• _Short task_
Find the lines of data that contain the string "Soil", then list them.

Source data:
■ ■ ■ ■

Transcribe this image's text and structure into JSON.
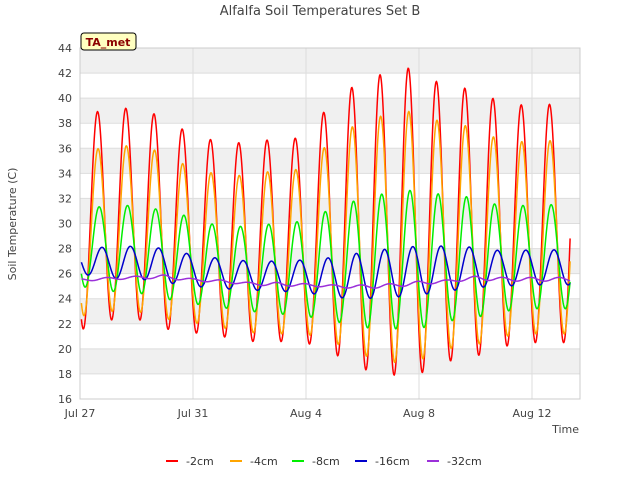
{
  "chart_data": {
    "type": "line",
    "title": "Alfalfa Soil Temperatures Set B",
    "xlabel": "Time",
    "ylabel": "Soil Temperature (C)",
    "station_tag": "TA_met",
    "x_ticks": [
      "Jul 27",
      "Jul 31",
      "Aug 4",
      "Aug 8",
      "Aug 12"
    ],
    "x_tick_days": [
      0,
      4,
      8,
      12,
      16
    ],
    "xlim_days": [
      0,
      17.7
    ],
    "ylim": [
      16,
      44
    ],
    "y_ticks": [
      16,
      18,
      20,
      22,
      24,
      26,
      28,
      30,
      32,
      34,
      36,
      38,
      40,
      42,
      44
    ],
    "grid": true,
    "legend_position": "bottom",
    "series": [
      {
        "name": "-2cm",
        "color": "#ff0000",
        "daily_max": [
          38.8,
          39.0,
          39.3,
          38.4,
          37.0,
          36.5,
          36.4,
          36.8,
          36.8,
          40.1,
          41.3,
          42.2,
          42.5,
          40.6,
          40.9,
          39.4,
          39.5
        ],
        "daily_min": [
          21.5,
          22.3,
          22.4,
          21.6,
          21.3,
          21.0,
          20.6,
          20.6,
          20.5,
          19.6,
          18.4,
          17.9,
          18.0,
          19.0,
          19.4,
          20.2,
          20.5
        ]
      },
      {
        "name": "-4cm",
        "color": "#ffa500",
        "daily_max": [
          35.9,
          36.0,
          36.3,
          35.6,
          34.3,
          33.9,
          33.8,
          34.3,
          34.3,
          37.0,
          38.1,
          38.8,
          39.0,
          37.8,
          37.8,
          36.4,
          36.6
        ],
        "daily_min": [
          22.6,
          23.0,
          23.0,
          22.4,
          22.1,
          21.7,
          21.3,
          21.2,
          21.2,
          20.5,
          19.5,
          18.9,
          19.1,
          20.0,
          20.3,
          21.0,
          21.2
        ]
      },
      {
        "name": "-8cm",
        "color": "#00ee00",
        "daily_max": [
          31.4,
          31.3,
          31.5,
          31.0,
          30.5,
          29.7,
          29.8,
          30.0,
          30.2,
          31.3,
          32.0,
          32.5,
          32.7,
          32.2,
          32.1,
          31.3,
          31.5
        ],
        "daily_min": [
          25.0,
          24.6,
          24.5,
          24.0,
          23.6,
          23.3,
          23.0,
          22.8,
          22.6,
          22.2,
          21.7,
          21.6,
          21.6,
          22.2,
          22.5,
          23.0,
          23.2
        ]
      },
      {
        "name": "-16cm",
        "color": "#0000cc",
        "daily_max": [
          28.1,
          28.1,
          28.2,
          28.0,
          27.5,
          27.2,
          27.0,
          27.0,
          27.1,
          27.3,
          27.7,
          28.0,
          28.2,
          28.2,
          28.1,
          27.8,
          27.9
        ],
        "daily_min": [
          26.0,
          25.6,
          25.6,
          25.3,
          25.0,
          24.8,
          24.7,
          24.6,
          24.5,
          24.1,
          24.0,
          24.1,
          24.3,
          24.6,
          24.9,
          25.0,
          25.1
        ]
      },
      {
        "name": "-32cm",
        "color": "#9b30d9",
        "daily_max": [
          25.6,
          25.7,
          25.8,
          25.9,
          25.6,
          25.5,
          25.3,
          25.3,
          25.2,
          25.1,
          25.1,
          25.2,
          25.4,
          25.5,
          25.8,
          25.7,
          25.7
        ],
        "daily_min": [
          25.4,
          25.5,
          25.6,
          25.6,
          25.4,
          25.3,
          25.1,
          25.0,
          25.0,
          24.9,
          24.8,
          24.9,
          25.1,
          25.3,
          25.5,
          25.4,
          25.4
        ]
      }
    ]
  }
}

■ ■ ■ ■

• _Solution to this exercise_
    "title": "Alfalfa Soil Temperatures Set B",
    "ylabel": "Soil Temperature (C)",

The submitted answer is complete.